TASK BRIEF: Each line containing the word "ylabel" must be collected.

====== STORED ROWS ======

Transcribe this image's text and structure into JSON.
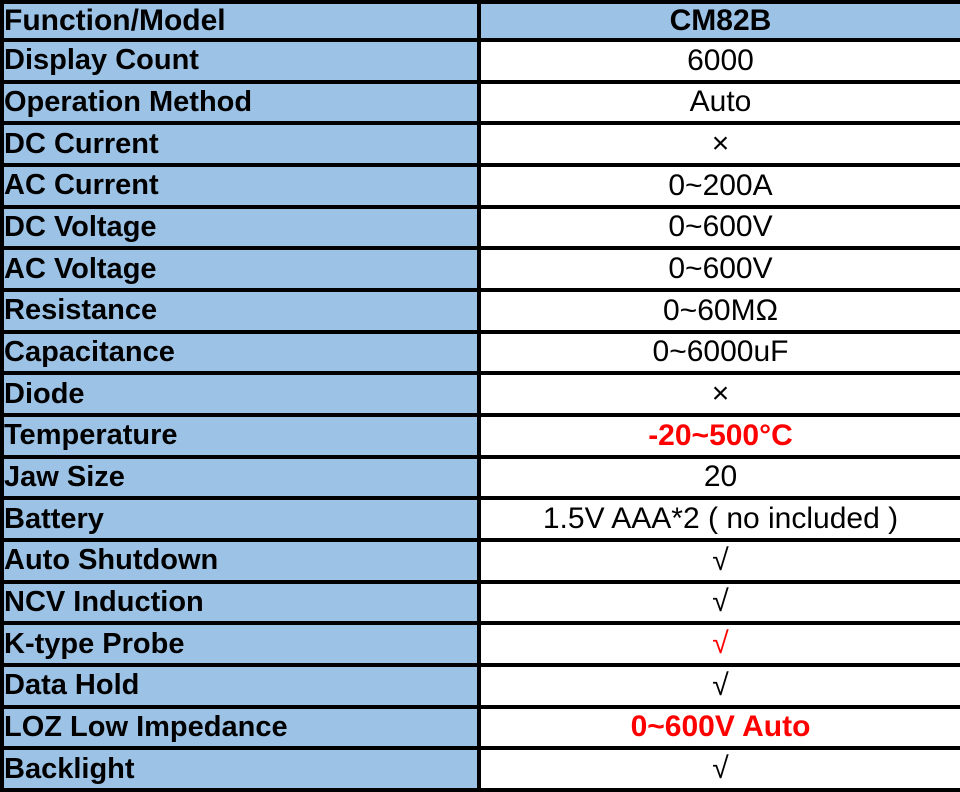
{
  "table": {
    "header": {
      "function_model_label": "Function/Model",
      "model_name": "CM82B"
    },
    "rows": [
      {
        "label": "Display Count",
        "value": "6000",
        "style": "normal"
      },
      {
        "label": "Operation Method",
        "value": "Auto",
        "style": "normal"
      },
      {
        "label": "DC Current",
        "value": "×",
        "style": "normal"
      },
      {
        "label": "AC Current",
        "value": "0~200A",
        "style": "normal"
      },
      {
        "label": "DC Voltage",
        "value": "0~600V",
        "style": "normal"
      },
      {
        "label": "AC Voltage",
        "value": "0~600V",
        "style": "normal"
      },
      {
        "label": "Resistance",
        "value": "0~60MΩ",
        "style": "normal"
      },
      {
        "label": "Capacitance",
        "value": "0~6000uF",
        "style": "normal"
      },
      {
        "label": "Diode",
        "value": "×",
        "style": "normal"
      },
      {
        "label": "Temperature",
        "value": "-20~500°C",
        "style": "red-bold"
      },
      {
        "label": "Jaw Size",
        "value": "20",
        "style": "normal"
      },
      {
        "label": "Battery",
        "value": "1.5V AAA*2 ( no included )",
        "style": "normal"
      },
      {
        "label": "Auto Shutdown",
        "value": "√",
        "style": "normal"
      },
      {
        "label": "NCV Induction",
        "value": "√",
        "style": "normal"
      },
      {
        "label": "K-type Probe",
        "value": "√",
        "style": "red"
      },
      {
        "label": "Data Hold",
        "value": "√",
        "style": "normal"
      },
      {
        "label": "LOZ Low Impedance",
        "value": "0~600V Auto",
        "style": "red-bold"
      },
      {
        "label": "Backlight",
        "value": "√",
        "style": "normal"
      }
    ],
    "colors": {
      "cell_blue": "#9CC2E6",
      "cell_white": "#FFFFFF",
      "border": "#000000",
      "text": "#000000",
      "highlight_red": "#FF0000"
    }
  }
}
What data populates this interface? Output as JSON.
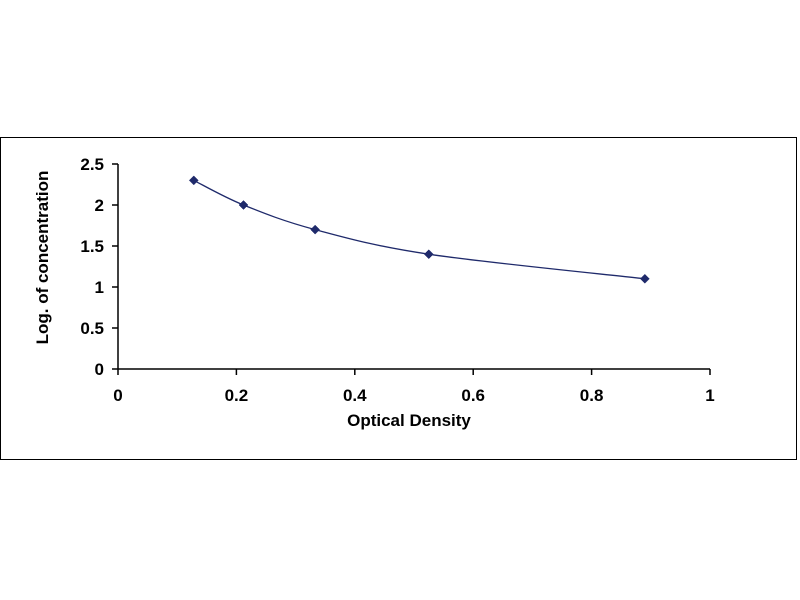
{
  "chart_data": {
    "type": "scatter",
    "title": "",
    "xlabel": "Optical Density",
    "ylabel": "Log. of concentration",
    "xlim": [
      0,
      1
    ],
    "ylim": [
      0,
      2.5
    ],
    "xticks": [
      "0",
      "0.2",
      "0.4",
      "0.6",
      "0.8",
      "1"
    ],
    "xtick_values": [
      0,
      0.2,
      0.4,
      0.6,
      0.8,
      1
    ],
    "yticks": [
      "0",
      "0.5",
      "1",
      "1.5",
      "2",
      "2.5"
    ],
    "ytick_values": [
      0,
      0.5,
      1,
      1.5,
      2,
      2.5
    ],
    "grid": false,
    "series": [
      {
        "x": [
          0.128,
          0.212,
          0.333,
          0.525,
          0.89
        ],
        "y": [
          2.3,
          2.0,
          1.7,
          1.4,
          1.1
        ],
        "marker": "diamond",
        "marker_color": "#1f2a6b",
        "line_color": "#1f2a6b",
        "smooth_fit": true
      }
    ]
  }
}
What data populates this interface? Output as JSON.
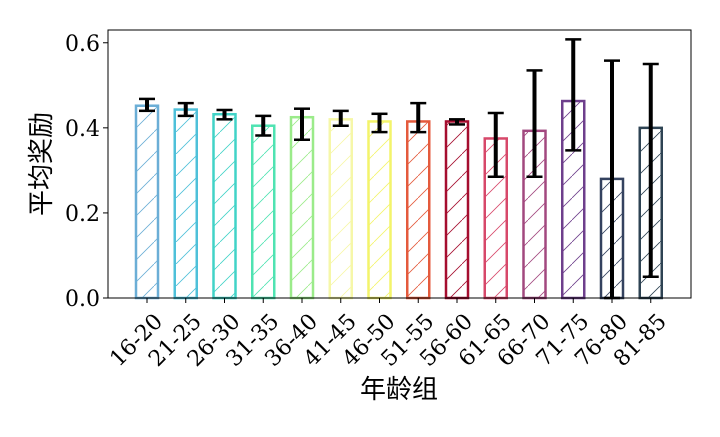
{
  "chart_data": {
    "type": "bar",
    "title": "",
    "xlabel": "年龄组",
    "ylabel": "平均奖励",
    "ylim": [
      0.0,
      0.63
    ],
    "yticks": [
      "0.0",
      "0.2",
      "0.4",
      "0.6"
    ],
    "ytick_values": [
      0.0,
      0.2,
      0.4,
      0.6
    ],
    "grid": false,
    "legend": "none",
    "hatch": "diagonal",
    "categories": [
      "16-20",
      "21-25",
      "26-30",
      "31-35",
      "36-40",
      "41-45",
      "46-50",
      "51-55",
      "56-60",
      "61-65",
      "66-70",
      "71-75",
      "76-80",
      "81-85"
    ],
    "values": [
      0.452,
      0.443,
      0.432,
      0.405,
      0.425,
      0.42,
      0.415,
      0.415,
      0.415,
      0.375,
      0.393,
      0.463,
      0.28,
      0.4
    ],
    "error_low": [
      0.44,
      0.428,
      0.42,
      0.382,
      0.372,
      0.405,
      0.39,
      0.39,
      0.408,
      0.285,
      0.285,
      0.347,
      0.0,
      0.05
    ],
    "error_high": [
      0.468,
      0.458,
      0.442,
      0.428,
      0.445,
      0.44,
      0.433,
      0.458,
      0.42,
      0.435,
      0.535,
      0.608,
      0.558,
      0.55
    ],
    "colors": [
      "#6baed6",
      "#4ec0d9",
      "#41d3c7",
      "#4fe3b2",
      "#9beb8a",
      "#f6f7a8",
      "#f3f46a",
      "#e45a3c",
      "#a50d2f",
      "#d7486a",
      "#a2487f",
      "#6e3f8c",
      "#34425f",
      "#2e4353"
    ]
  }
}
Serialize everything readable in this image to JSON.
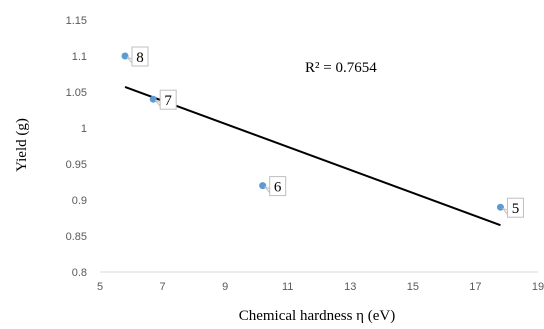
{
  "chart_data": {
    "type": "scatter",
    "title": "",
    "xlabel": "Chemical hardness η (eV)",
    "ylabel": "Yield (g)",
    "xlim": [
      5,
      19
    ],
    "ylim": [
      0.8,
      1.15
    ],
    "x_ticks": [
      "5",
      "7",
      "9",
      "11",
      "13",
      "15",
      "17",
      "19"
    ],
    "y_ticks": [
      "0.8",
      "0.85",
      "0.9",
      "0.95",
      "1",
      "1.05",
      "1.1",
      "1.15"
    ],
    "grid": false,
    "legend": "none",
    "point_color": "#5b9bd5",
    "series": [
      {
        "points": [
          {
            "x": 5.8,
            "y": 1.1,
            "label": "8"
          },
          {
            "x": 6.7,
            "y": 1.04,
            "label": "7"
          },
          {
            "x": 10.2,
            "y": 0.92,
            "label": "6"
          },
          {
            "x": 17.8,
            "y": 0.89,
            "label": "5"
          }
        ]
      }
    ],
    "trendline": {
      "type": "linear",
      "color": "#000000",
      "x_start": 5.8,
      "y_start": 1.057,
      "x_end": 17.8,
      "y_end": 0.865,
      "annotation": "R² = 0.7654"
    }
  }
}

======
====== STORED ROWS ======

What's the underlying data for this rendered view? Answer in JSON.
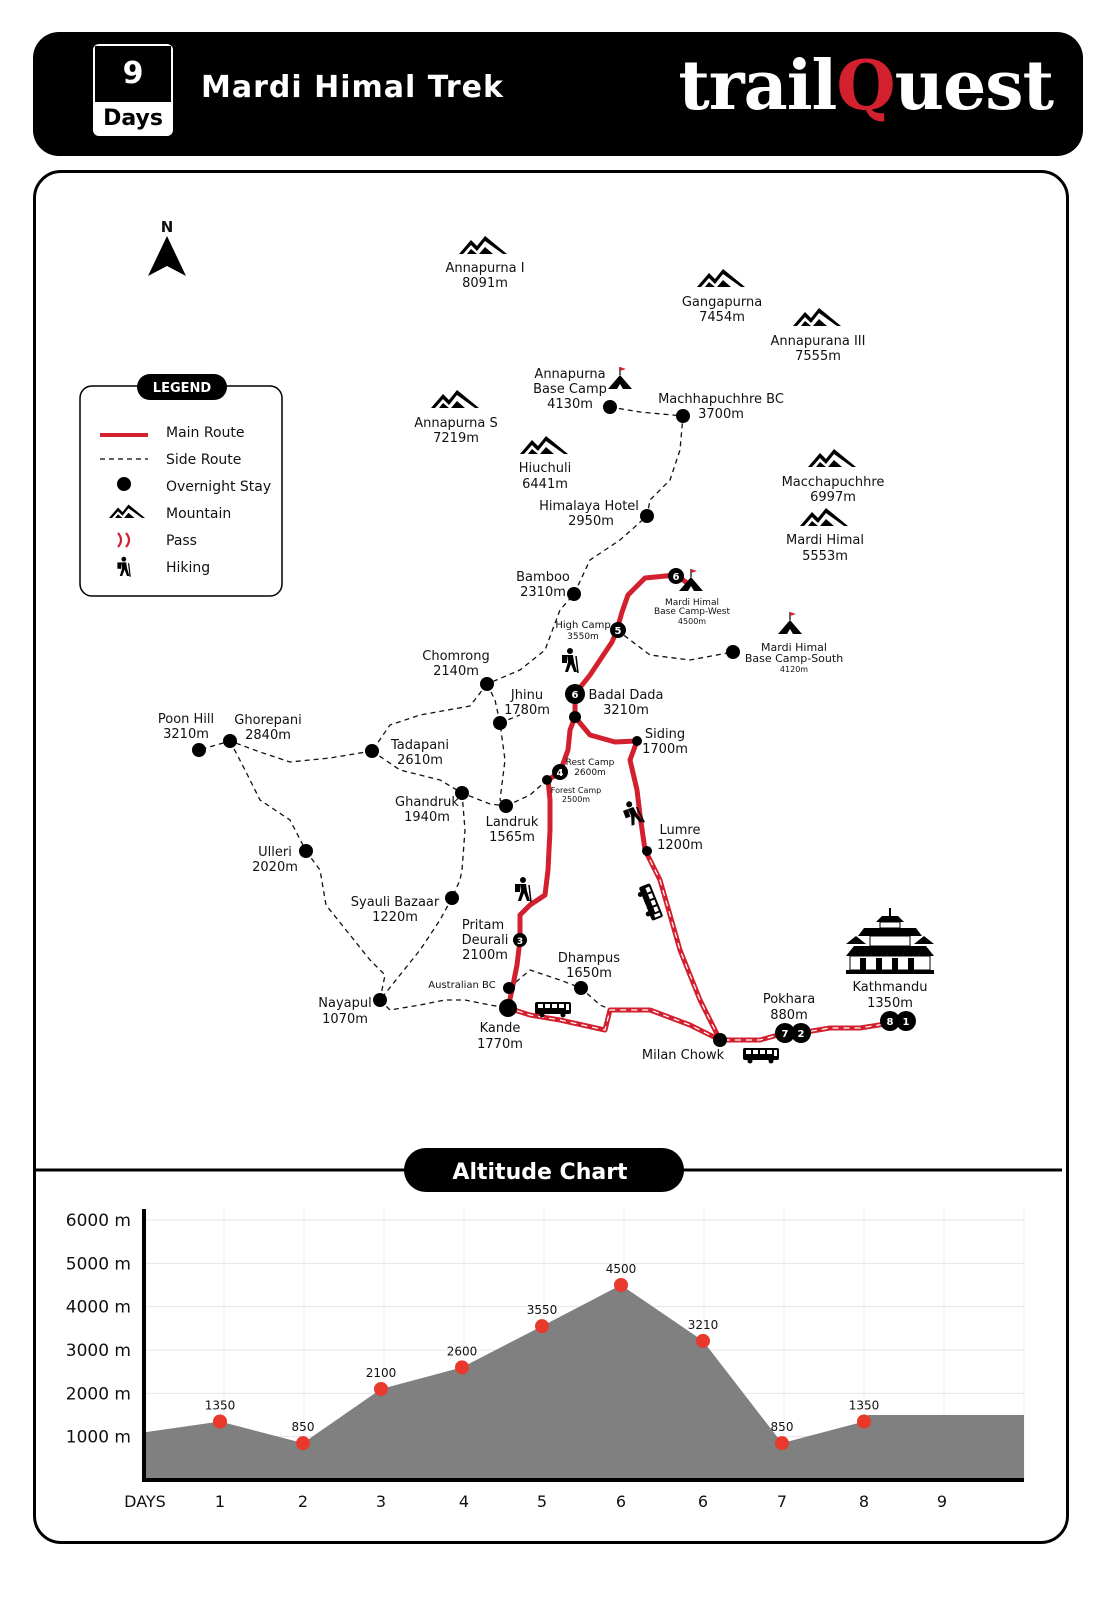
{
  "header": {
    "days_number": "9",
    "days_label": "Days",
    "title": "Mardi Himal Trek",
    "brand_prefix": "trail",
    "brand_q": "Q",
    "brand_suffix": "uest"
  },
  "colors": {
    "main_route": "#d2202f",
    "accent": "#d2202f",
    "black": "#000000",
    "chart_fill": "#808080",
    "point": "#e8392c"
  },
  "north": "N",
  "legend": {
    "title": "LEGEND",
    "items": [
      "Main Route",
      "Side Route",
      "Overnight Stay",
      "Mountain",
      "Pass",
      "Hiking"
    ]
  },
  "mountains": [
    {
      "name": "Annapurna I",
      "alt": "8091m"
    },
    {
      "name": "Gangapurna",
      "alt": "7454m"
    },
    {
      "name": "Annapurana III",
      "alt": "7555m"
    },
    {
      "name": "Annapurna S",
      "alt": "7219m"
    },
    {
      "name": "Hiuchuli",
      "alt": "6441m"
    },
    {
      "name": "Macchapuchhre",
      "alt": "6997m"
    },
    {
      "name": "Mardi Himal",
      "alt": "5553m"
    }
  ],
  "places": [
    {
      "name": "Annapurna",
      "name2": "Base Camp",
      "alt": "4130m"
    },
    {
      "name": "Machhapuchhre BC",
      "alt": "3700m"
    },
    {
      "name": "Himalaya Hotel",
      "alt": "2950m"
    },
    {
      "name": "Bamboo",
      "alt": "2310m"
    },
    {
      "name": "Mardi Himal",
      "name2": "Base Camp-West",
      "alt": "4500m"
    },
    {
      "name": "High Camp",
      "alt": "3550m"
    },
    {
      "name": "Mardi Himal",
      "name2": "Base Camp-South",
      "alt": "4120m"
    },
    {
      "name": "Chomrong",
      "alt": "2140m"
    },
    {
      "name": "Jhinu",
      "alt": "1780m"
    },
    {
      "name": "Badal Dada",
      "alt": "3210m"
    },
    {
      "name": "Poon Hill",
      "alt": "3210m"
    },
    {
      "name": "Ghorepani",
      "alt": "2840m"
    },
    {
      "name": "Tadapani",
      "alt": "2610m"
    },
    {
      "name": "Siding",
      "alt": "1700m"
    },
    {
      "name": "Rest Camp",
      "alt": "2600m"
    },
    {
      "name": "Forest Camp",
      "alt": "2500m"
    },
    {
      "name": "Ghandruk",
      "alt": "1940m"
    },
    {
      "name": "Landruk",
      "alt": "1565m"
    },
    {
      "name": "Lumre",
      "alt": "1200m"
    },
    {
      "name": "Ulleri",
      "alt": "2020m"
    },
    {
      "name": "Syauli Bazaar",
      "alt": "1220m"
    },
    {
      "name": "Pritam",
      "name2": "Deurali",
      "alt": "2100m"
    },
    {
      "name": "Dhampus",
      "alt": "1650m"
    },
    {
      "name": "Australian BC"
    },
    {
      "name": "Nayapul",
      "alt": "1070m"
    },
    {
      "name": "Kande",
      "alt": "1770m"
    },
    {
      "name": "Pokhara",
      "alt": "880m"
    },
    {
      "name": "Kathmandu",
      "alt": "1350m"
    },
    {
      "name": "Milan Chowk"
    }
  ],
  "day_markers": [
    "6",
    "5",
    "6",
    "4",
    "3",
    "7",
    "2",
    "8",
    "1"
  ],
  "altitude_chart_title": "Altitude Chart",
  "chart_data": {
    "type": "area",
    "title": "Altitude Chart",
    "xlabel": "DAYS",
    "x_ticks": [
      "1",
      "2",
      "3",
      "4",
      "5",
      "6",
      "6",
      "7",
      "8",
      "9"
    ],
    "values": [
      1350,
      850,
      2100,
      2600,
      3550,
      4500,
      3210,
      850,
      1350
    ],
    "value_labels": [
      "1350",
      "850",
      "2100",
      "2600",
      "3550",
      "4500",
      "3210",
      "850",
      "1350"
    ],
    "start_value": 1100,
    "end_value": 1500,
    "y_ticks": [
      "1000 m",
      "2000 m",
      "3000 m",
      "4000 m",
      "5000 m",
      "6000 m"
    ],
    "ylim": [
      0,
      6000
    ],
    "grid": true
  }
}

======

TASK OUTPUT:
    "ylabel": "Log. of concentration",
    "ylabel": "平均奖励",
    "ylabel": "Yield (g)",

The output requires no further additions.